Find and copy lines holding "with".
Start LISTED RECORDS
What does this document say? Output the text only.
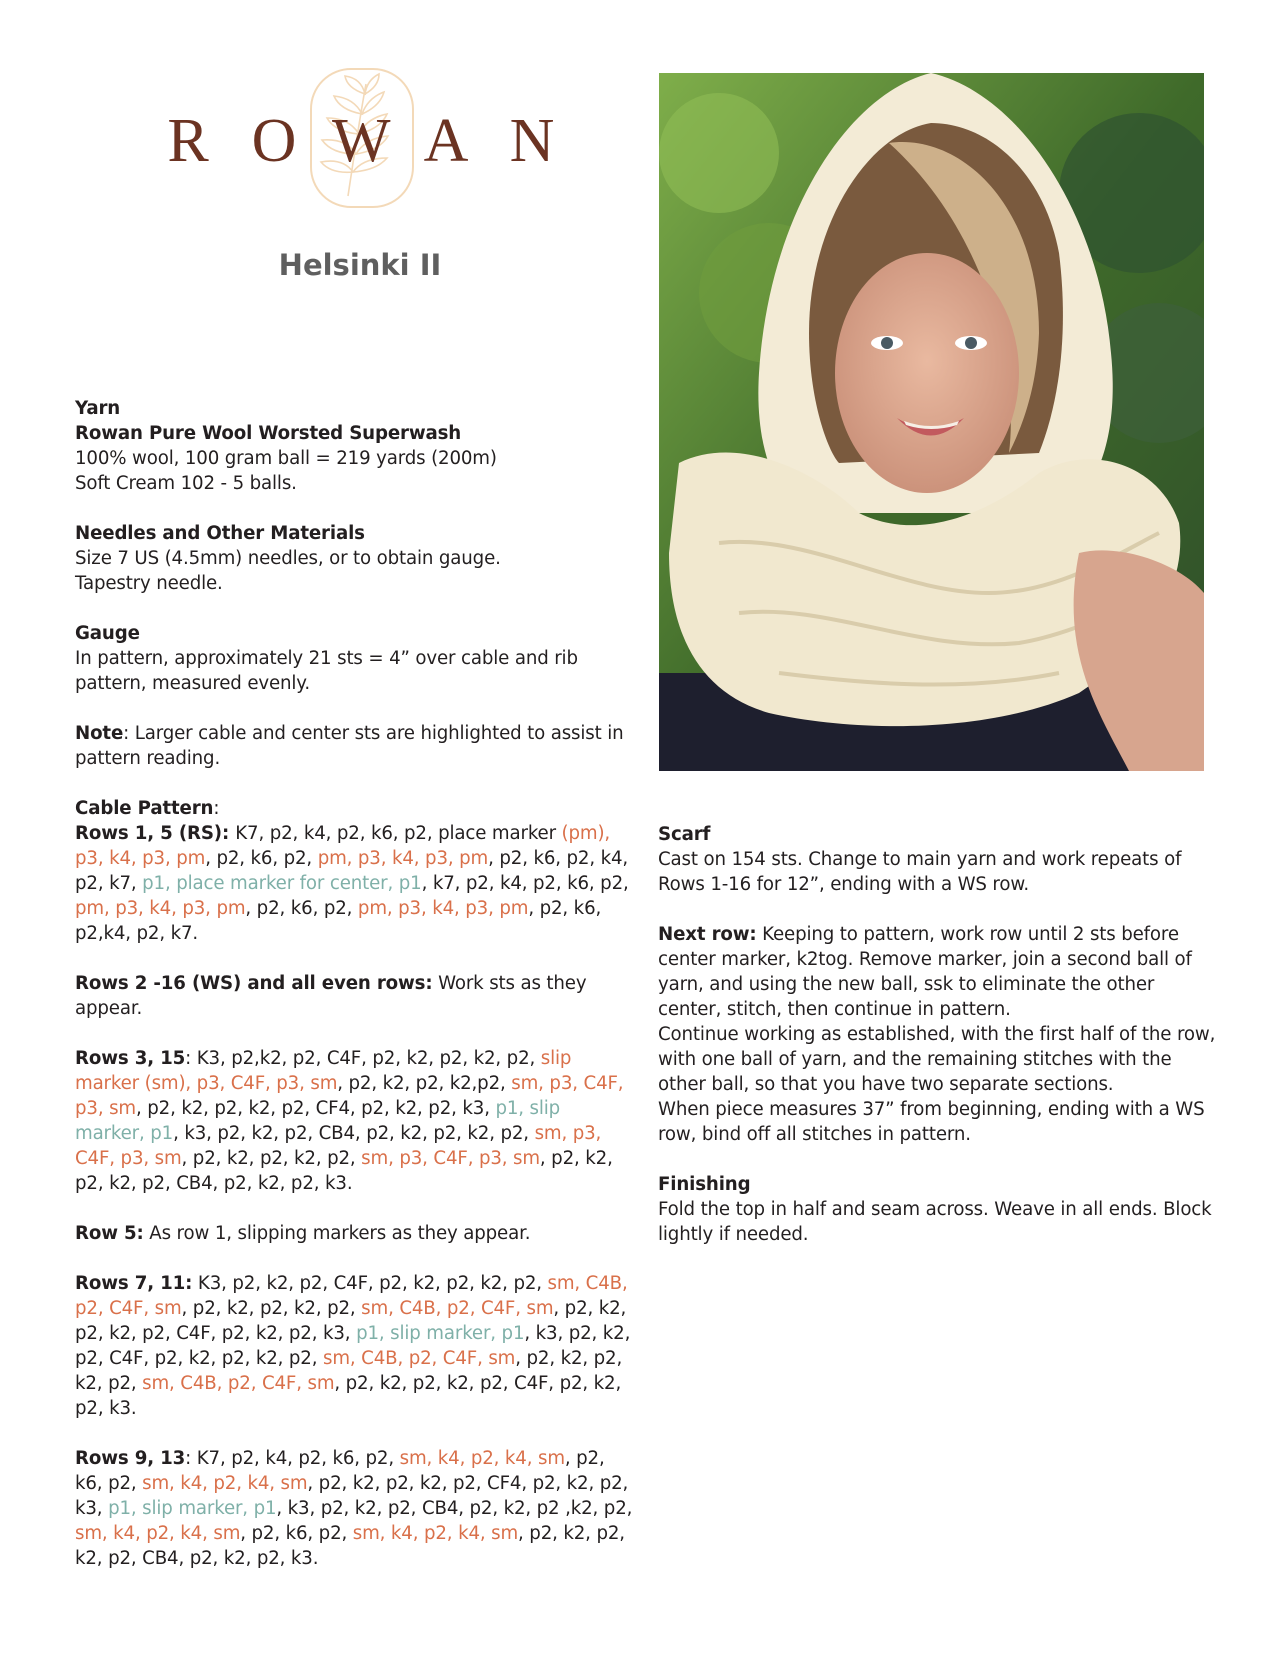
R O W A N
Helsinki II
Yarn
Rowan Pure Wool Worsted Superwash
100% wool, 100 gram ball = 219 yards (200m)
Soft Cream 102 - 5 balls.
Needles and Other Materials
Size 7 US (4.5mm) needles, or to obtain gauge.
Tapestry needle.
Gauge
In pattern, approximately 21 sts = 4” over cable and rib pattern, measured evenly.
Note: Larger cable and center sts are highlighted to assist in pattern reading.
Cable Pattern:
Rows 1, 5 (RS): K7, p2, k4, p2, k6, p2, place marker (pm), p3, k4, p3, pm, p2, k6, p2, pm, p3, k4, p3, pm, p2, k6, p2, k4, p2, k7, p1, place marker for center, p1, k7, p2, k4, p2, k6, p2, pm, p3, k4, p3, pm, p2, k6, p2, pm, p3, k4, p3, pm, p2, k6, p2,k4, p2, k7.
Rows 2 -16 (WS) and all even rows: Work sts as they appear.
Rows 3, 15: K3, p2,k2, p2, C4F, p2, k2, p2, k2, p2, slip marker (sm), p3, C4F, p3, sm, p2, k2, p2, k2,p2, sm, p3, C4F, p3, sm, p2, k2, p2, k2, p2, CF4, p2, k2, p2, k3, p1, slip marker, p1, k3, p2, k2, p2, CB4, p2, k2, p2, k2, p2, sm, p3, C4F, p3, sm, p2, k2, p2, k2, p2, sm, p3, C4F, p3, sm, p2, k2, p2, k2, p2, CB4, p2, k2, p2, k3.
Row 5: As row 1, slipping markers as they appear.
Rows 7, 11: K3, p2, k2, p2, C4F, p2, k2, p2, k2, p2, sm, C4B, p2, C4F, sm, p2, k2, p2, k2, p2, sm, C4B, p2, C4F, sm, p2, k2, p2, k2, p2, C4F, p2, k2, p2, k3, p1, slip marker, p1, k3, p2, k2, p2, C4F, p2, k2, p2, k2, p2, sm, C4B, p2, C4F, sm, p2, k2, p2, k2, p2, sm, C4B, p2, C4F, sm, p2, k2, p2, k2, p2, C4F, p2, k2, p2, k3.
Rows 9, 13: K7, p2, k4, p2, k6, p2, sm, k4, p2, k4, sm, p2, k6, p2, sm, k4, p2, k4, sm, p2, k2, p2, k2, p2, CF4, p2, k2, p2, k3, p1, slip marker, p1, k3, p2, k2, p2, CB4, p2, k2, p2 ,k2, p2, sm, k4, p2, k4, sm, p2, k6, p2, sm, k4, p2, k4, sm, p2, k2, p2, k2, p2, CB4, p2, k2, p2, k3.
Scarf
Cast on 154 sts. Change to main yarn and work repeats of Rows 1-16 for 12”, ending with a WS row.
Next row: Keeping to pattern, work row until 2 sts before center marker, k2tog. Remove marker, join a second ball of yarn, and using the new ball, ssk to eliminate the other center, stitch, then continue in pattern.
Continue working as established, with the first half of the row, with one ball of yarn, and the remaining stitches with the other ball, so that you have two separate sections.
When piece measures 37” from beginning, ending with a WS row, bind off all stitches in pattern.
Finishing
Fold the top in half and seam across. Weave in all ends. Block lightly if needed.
End LISTED RECORDS
RESULT OF THIS TASK:
Cast on 154 sts. Change to main yarn and work repeats of Rows 1-16 for 12”, ending with a WS row.
Continue working as established, with the first half of the row, with one ball of yarn, and the remaining stitches with the other ball, so that you have two separate sections.
When piece measures 37” from beginning, ending with a WS row, bind off all stitches in pattern.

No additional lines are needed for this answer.